WORK TO DO ▸ Your task is to extract every entry that follows word for word while excluding the pictures.

┄┄┄┄┄┄┄┄┄┄┄┄┄┄┄┄┄┄┄┄

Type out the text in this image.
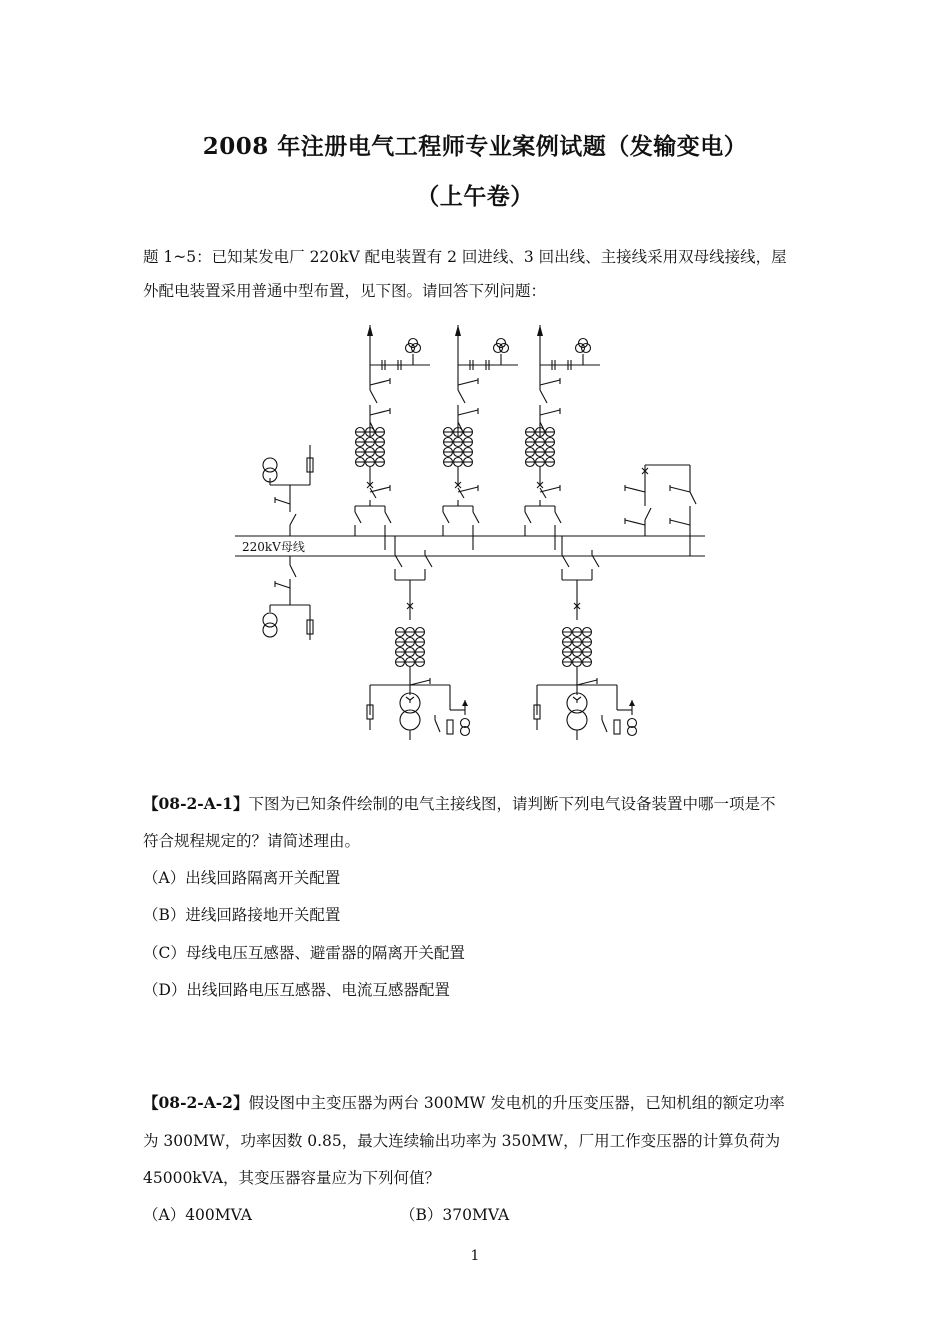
2008 年注册电气工程师专业案例试题（发输变电）
（上午卷）
题 1~5：已知某发电厂 220kV 配电装置有 2 回进线、3 回出线、主接线采用双母线接线，屋
外配电装置采用普通中型布置，见下图。请回答下列问题：
220kV母线
【08-2-A-1】下图为已知条件绘制的电气主接线图，请判断下列电气设备装置中哪一项是不
符合规程规定的？请简述理由。
（A）出线回路隔离开关配置
（B）进线回路接地开关配置
（C）母线电压互感器、避雷器的隔离开关配置
（D）出线回路电压互感器、电流互感器配置
【08-2-A-2】假设图中主变压器为两台 300MW 发电机的升压变压器，已知机组的额定功率
为 300MW，功率因数 0.85，最大连续输出功率为 350MW，厂用工作变压器的计算负荷为
45000kVA，其变压器容量应为下列何值？
（A）400MVA	（B）370MVA
1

┄┄┄┄┄┄┄┄┄┄┄┄┄┄┄┄┄┄┄┄

OUTPUT FOR THIS TASK ▸
Type out the text in this image.
2008 年注册电气工程师专业案例试题（发输变电）
（上午卷）
题 1~5：已知某发电厂 220kV 配电装置有 2 回进线、3 回出线、主接线采用双母线接线，屋
外配电装置采用普通中型布置，见下图。请回答下列问题：
220kV母线
【08-2-A-1】下图为已知条件绘制的电气主接线图，请判断下列电气设备装置中哪一项是不
符合规程规定的？请简述理由。
（A）出线回路隔离开关配置
（B）进线回路接地开关配置
（C）母线电压互感器、避雷器的隔离开关配置
（D）出线回路电压互感器、电流互感器配置
【08-2-A-2】假设图中主变压器为两台 300MW 发电机的升压变压器，已知机组的额定功率
为 300MW，功率因数 0.85，最大连续输出功率为 350MW，厂用工作变压器的计算负荷为
45000kVA，其变压器容量应为下列何值？
（A）400MVA	（B）370MVA
1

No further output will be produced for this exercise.